**DESCRIPTION OF THE TASK:**
Quote every line below exactly as it reads.

*** ENTRIES PROVIDED

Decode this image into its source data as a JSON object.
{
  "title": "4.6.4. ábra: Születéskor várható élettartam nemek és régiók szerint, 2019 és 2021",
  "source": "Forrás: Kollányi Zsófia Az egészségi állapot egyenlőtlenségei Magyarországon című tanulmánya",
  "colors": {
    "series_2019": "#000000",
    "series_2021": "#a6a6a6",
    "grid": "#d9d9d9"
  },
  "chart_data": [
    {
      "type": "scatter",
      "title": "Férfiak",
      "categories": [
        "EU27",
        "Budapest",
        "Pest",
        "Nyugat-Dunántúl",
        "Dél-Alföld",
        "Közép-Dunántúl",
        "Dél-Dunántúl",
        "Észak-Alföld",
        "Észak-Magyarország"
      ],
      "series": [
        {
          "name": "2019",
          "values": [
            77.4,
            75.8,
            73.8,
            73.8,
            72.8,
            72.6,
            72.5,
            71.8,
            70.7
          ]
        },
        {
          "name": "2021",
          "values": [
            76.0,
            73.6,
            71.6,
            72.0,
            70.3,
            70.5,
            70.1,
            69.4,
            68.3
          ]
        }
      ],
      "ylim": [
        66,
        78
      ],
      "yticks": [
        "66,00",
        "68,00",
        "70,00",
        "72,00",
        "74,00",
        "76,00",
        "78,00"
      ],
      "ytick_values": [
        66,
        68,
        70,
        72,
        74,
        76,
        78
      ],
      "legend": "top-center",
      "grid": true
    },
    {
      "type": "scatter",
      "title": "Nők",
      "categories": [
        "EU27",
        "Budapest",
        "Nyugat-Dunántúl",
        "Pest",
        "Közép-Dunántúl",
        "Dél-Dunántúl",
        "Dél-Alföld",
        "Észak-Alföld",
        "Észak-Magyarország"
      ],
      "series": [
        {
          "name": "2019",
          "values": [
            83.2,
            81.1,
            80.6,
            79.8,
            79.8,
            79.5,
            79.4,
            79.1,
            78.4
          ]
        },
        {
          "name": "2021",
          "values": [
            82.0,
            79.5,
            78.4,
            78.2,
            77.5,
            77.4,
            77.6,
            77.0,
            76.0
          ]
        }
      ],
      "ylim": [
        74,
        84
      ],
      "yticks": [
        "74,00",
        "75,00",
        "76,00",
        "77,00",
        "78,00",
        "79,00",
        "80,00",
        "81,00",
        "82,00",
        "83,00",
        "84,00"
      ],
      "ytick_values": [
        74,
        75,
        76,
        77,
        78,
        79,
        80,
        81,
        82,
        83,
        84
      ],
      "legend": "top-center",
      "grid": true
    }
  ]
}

******

**TASK SOLUTION:**
Decode this image into its source data as a JSON object.
{
  "title": "4.6.4. ábra: Születéskor várható élettartam nemek és régiók szerint, 2019 és 2021",
  "source": "Forrás: Kollányi Zsófia Az egészségi állapot egyenlőtlenségei Magyarországon című tanulmánya",
  "colors": {
    "series_2019": "#000000",
    "series_2021": "#a6a6a6",
    "grid": "#d9d9d9"
  },
  "chart_data": [
    {
      "type": "scatter",
      "title": "Férfiak",
      "categories": [
        "EU27",
        "Budapest",
        "Pest",
        "Nyugat-Dunántúl",
        "Dél-Alföld",
        "Közép-Dunántúl",
        "Dél-Dunántúl",
        "Észak-Alföld",
        "Észak-Magyarország"
      ],
      "series": [
        {
          "name": "2019",
          "values": [
            77.4,
            75.8,
            73.8,
            73.8,
            72.8,
            72.6,
            72.5,
            71.8,
            70.7
          ]
        },
        {
          "name": "2021",
          "values": [
            76.0,
            73.6,
            71.6,
            72.0,
            70.3,
            70.5,
            70.1,
            69.4,
            68.3
          ]
        }
      ],
      "ylim": [
        66,
        78
      ],
      "yticks": [
        "66,00",
        "68,00",
        "70,00",
        "72,00",
        "74,00",
        "76,00",
        "78,00"
      ],
      "ytick_values": [
        66,
        68,
        70,
        72,
        74,
        76,
        78
      ],
      "legend": "top-center",
      "grid": true
    },
    {
      "type": "scatter",
      "title": "Nők",
      "categories": [
        "EU27",
        "Budapest",
        "Nyugat-Dunántúl",
        "Pest",
        "Közép-Dunántúl",
        "Dél-Dunántúl",
        "Dél-Alföld",
        "Észak-Alföld",
        "Észak-Magyarország"
      ],
      "series": [
        {
          "name": "2019",
          "values": [
            83.2,
            81.1,
            80.6,
            79.8,
            79.8,
            79.5,
            79.4,
            79.1,
            78.4
          ]
        },
        {
          "name": "2021",
          "values": [
            82.0,
            79.5,
            78.4,
            78.2,
            77.5,
            77.4,
            77.6,
            77.0,
            76.0
          ]
        }
      ],
      "ylim": [
        74,
        84
      ],
      "yticks": [
        "74,00",
        "75,00",
        "76,00",
        "77,00",
        "78,00",
        "79,00",
        "80,00",
        "81,00",
        "82,00",
        "83,00",
        "84,00"
      ],
      "ytick_values": [
        74,
        75,
        76,
        77,
        78,
        79,
        80,
        81,
        82,
        83,
        84
      ],
      "legend": "top-center",
      "grid": true
    }
  ]
}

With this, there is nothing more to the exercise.